Retype all the entries word for word, but omit the pictures.

(RECORDS TO PROCESS):
######

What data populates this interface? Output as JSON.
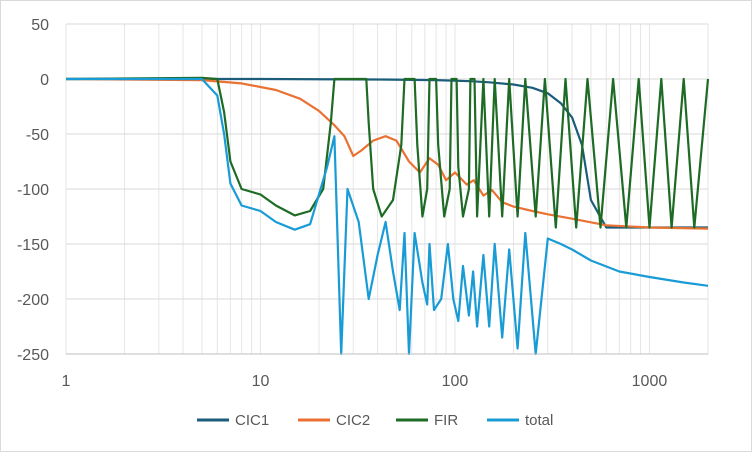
{
  "chart_data": {
    "type": "line",
    "x_scale": "log",
    "xlim": [
      1,
      2000
    ],
    "ylim": [
      -250,
      50
    ],
    "x_ticks": [
      "1",
      "10",
      "100",
      "1000"
    ],
    "y_ticks": [
      "50",
      "0",
      "-50",
      "-100",
      "-150",
      "-200",
      "-250"
    ],
    "grid": {
      "y_major": true,
      "x_minor": true
    },
    "legend": {
      "position": "bottom"
    },
    "series": [
      {
        "name": "CIC1",
        "color": "#1a5c7a",
        "points": [
          [
            1,
            0
          ],
          [
            10,
            0
          ],
          [
            40,
            -0.5
          ],
          [
            80,
            -1
          ],
          [
            120,
            -2
          ],
          [
            150,
            -3
          ],
          [
            200,
            -5
          ],
          [
            250,
            -8
          ],
          [
            300,
            -13
          ],
          [
            350,
            -22
          ],
          [
            400,
            -35
          ],
          [
            450,
            -60
          ],
          [
            500,
            -110
          ],
          [
            600,
            -135
          ],
          [
            1000,
            -135
          ],
          [
            2000,
            -135
          ]
        ]
      },
      {
        "name": "CIC2",
        "color": "#e97132",
        "points": [
          [
            1,
            0
          ],
          [
            5,
            -1
          ],
          [
            8,
            -4
          ],
          [
            12,
            -10
          ],
          [
            16,
            -18
          ],
          [
            20,
            -29
          ],
          [
            24,
            -42
          ],
          [
            27,
            -52
          ],
          [
            30,
            -70
          ],
          [
            33,
            -65
          ],
          [
            38,
            -56
          ],
          [
            44,
            -52
          ],
          [
            50,
            -56
          ],
          [
            58,
            -75
          ],
          [
            66,
            -85
          ],
          [
            74,
            -72
          ],
          [
            82,
            -78
          ],
          [
            90,
            -92
          ],
          [
            100,
            -85
          ],
          [
            115,
            -96
          ],
          [
            125,
            -92
          ],
          [
            140,
            -106
          ],
          [
            155,
            -101
          ],
          [
            175,
            -112
          ],
          [
            200,
            -116
          ],
          [
            250,
            -120
          ],
          [
            300,
            -123
          ],
          [
            400,
            -127
          ],
          [
            600,
            -133
          ],
          [
            1000,
            -135
          ],
          [
            2000,
            -136
          ]
        ]
      },
      {
        "name": "FIR",
        "color": "#1d6b24",
        "points": [
          [
            1,
            0
          ],
          [
            5,
            1
          ],
          [
            6,
            0
          ],
          [
            6.5,
            -30
          ],
          [
            7,
            -75
          ],
          [
            8,
            -100
          ],
          [
            10,
            -105
          ],
          [
            12,
            -115
          ],
          [
            15,
            -124
          ],
          [
            18,
            -120
          ],
          [
            21,
            -100
          ],
          [
            23,
            -40
          ],
          [
            24,
            0
          ],
          [
            35,
            0
          ],
          [
            36,
            -40
          ],
          [
            38,
            -100
          ],
          [
            42,
            -125
          ],
          [
            48,
            -110
          ],
          [
            53,
            -60
          ],
          [
            55,
            0
          ],
          [
            62,
            0
          ],
          [
            64,
            -60
          ],
          [
            68,
            -125
          ],
          [
            72,
            -100
          ],
          [
            74,
            0
          ],
          [
            80,
            0
          ],
          [
            82,
            -60
          ],
          [
            88,
            -125
          ],
          [
            94,
            -100
          ],
          [
            96,
            0
          ],
          [
            102,
            0
          ],
          [
            104,
            -80
          ],
          [
            110,
            -125
          ],
          [
            118,
            -100
          ],
          [
            120,
            0
          ],
          [
            126,
            0
          ],
          [
            130,
            -125
          ],
          [
            140,
            0
          ],
          [
            150,
            -125
          ],
          [
            160,
            0
          ],
          [
            175,
            -125
          ],
          [
            190,
            0
          ],
          [
            210,
            -125
          ],
          [
            230,
            0
          ],
          [
            260,
            -125
          ],
          [
            290,
            0
          ],
          [
            330,
            -135
          ],
          [
            370,
            0
          ],
          [
            420,
            -135
          ],
          [
            480,
            0
          ],
          [
            560,
            -135
          ],
          [
            650,
            0
          ],
          [
            760,
            -135
          ],
          [
            880,
            0
          ],
          [
            1000,
            -135
          ],
          [
            1150,
            0
          ],
          [
            1300,
            -135
          ],
          [
            1500,
            0
          ],
          [
            1700,
            -135
          ],
          [
            2000,
            0
          ]
        ]
      },
      {
        "name": "total",
        "color": "#199bd6",
        "points": [
          [
            1,
            0
          ],
          [
            5,
            0
          ],
          [
            6,
            -15
          ],
          [
            6.5,
            -50
          ],
          [
            7,
            -95
          ],
          [
            8,
            -115
          ],
          [
            10,
            -120
          ],
          [
            12,
            -130
          ],
          [
            15,
            -137
          ],
          [
            18,
            -132
          ],
          [
            22,
            -80
          ],
          [
            24,
            -52
          ],
          [
            26,
            -250
          ],
          [
            28,
            -100
          ],
          [
            32,
            -130
          ],
          [
            36,
            -200
          ],
          [
            40,
            -160
          ],
          [
            44,
            -130
          ],
          [
            48,
            -175
          ],
          [
            52,
            -210
          ],
          [
            55,
            -140
          ],
          [
            58,
            -250
          ],
          [
            62,
            -140
          ],
          [
            68,
            -185
          ],
          [
            72,
            -205
          ],
          [
            74,
            -150
          ],
          [
            78,
            -210
          ],
          [
            85,
            -200
          ],
          [
            92,
            -150
          ],
          [
            98,
            -200
          ],
          [
            104,
            -220
          ],
          [
            110,
            -170
          ],
          [
            118,
            -215
          ],
          [
            124,
            -175
          ],
          [
            130,
            -225
          ],
          [
            140,
            -160
          ],
          [
            150,
            -225
          ],
          [
            160,
            -150
          ],
          [
            175,
            -235
          ],
          [
            190,
            -155
          ],
          [
            210,
            -245
          ],
          [
            230,
            -140
          ],
          [
            260,
            -250
          ],
          [
            300,
            -145
          ],
          [
            350,
            -150
          ],
          [
            400,
            -155
          ],
          [
            500,
            -165
          ],
          [
            700,
            -175
          ],
          [
            1000,
            -180
          ],
          [
            1500,
            -185
          ],
          [
            2000,
            -188
          ]
        ]
      }
    ]
  }
}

######

(RESULT OF THIS TASK):
What data populates this interface? Output as JSON.
{
  "chart_data": {
    "type": "line",
    "x_scale": "log",
    "xlim": [
      1,
      2000
    ],
    "ylim": [
      -250,
      50
    ],
    "x_ticks": [
      "1",
      "10",
      "100",
      "1000"
    ],
    "y_ticks": [
      "50",
      "0",
      "-50",
      "-100",
      "-150",
      "-200",
      "-250"
    ],
    "grid": {
      "y_major": true,
      "x_minor": true
    },
    "legend": {
      "position": "bottom"
    },
    "series": [
      {
        "name": "CIC1",
        "color": "#1a5c7a",
        "points": [
          [
            1,
            0
          ],
          [
            10,
            0
          ],
          [
            40,
            -0.5
          ],
          [
            80,
            -1
          ],
          [
            120,
            -2
          ],
          [
            150,
            -3
          ],
          [
            200,
            -5
          ],
          [
            250,
            -8
          ],
          [
            300,
            -13
          ],
          [
            350,
            -22
          ],
          [
            400,
            -35
          ],
          [
            450,
            -60
          ],
          [
            500,
            -110
          ],
          [
            600,
            -135
          ],
          [
            1000,
            -135
          ],
          [
            2000,
            -135
          ]
        ]
      },
      {
        "name": "CIC2",
        "color": "#e97132",
        "points": [
          [
            1,
            0
          ],
          [
            5,
            -1
          ],
          [
            8,
            -4
          ],
          [
            12,
            -10
          ],
          [
            16,
            -18
          ],
          [
            20,
            -29
          ],
          [
            24,
            -42
          ],
          [
            27,
            -52
          ],
          [
            30,
            -70
          ],
          [
            33,
            -65
          ],
          [
            38,
            -56
          ],
          [
            44,
            -52
          ],
          [
            50,
            -56
          ],
          [
            58,
            -75
          ],
          [
            66,
            -85
          ],
          [
            74,
            -72
          ],
          [
            82,
            -78
          ],
          [
            90,
            -92
          ],
          [
            100,
            -85
          ],
          [
            115,
            -96
          ],
          [
            125,
            -92
          ],
          [
            140,
            -106
          ],
          [
            155,
            -101
          ],
          [
            175,
            -112
          ],
          [
            200,
            -116
          ],
          [
            250,
            -120
          ],
          [
            300,
            -123
          ],
          [
            400,
            -127
          ],
          [
            600,
            -133
          ],
          [
            1000,
            -135
          ],
          [
            2000,
            -136
          ]
        ]
      },
      {
        "name": "FIR",
        "color": "#1d6b24",
        "points": [
          [
            1,
            0
          ],
          [
            5,
            1
          ],
          [
            6,
            0
          ],
          [
            6.5,
            -30
          ],
          [
            7,
            -75
          ],
          [
            8,
            -100
          ],
          [
            10,
            -105
          ],
          [
            12,
            -115
          ],
          [
            15,
            -124
          ],
          [
            18,
            -120
          ],
          [
            21,
            -100
          ],
          [
            23,
            -40
          ],
          [
            24,
            0
          ],
          [
            35,
            0
          ],
          [
            36,
            -40
          ],
          [
            38,
            -100
          ],
          [
            42,
            -125
          ],
          [
            48,
            -110
          ],
          [
            53,
            -60
          ],
          [
            55,
            0
          ],
          [
            62,
            0
          ],
          [
            64,
            -60
          ],
          [
            68,
            -125
          ],
          [
            72,
            -100
          ],
          [
            74,
            0
          ],
          [
            80,
            0
          ],
          [
            82,
            -60
          ],
          [
            88,
            -125
          ],
          [
            94,
            -100
          ],
          [
            96,
            0
          ],
          [
            102,
            0
          ],
          [
            104,
            -80
          ],
          [
            110,
            -125
          ],
          [
            118,
            -100
          ],
          [
            120,
            0
          ],
          [
            126,
            0
          ],
          [
            130,
            -125
          ],
          [
            140,
            0
          ],
          [
            150,
            -125
          ],
          [
            160,
            0
          ],
          [
            175,
            -125
          ],
          [
            190,
            0
          ],
          [
            210,
            -125
          ],
          [
            230,
            0
          ],
          [
            260,
            -125
          ],
          [
            290,
            0
          ],
          [
            330,
            -135
          ],
          [
            370,
            0
          ],
          [
            420,
            -135
          ],
          [
            480,
            0
          ],
          [
            560,
            -135
          ],
          [
            650,
            0
          ],
          [
            760,
            -135
          ],
          [
            880,
            0
          ],
          [
            1000,
            -135
          ],
          [
            1150,
            0
          ],
          [
            1300,
            -135
          ],
          [
            1500,
            0
          ],
          [
            1700,
            -135
          ],
          [
            2000,
            0
          ]
        ]
      },
      {
        "name": "total",
        "color": "#199bd6",
        "points": [
          [
            1,
            0
          ],
          [
            5,
            0
          ],
          [
            6,
            -15
          ],
          [
            6.5,
            -50
          ],
          [
            7,
            -95
          ],
          [
            8,
            -115
          ],
          [
            10,
            -120
          ],
          [
            12,
            -130
          ],
          [
            15,
            -137
          ],
          [
            18,
            -132
          ],
          [
            22,
            -80
          ],
          [
            24,
            -52
          ],
          [
            26,
            -250
          ],
          [
            28,
            -100
          ],
          [
            32,
            -130
          ],
          [
            36,
            -200
          ],
          [
            40,
            -160
          ],
          [
            44,
            -130
          ],
          [
            48,
            -175
          ],
          [
            52,
            -210
          ],
          [
            55,
            -140
          ],
          [
            58,
            -250
          ],
          [
            62,
            -140
          ],
          [
            68,
            -185
          ],
          [
            72,
            -205
          ],
          [
            74,
            -150
          ],
          [
            78,
            -210
          ],
          [
            85,
            -200
          ],
          [
            92,
            -150
          ],
          [
            98,
            -200
          ],
          [
            104,
            -220
          ],
          [
            110,
            -170
          ],
          [
            118,
            -215
          ],
          [
            124,
            -175
          ],
          [
            130,
            -225
          ],
          [
            140,
            -160
          ],
          [
            150,
            -225
          ],
          [
            160,
            -150
          ],
          [
            175,
            -235
          ],
          [
            190,
            -155
          ],
          [
            210,
            -245
          ],
          [
            230,
            -140
          ],
          [
            260,
            -250
          ],
          [
            300,
            -145
          ],
          [
            350,
            -150
          ],
          [
            400,
            -155
          ],
          [
            500,
            -165
          ],
          [
            700,
            -175
          ],
          [
            1000,
            -180
          ],
          [
            1500,
            -185
          ],
          [
            2000,
            -188
          ]
        ]
      }
    ]
  }
}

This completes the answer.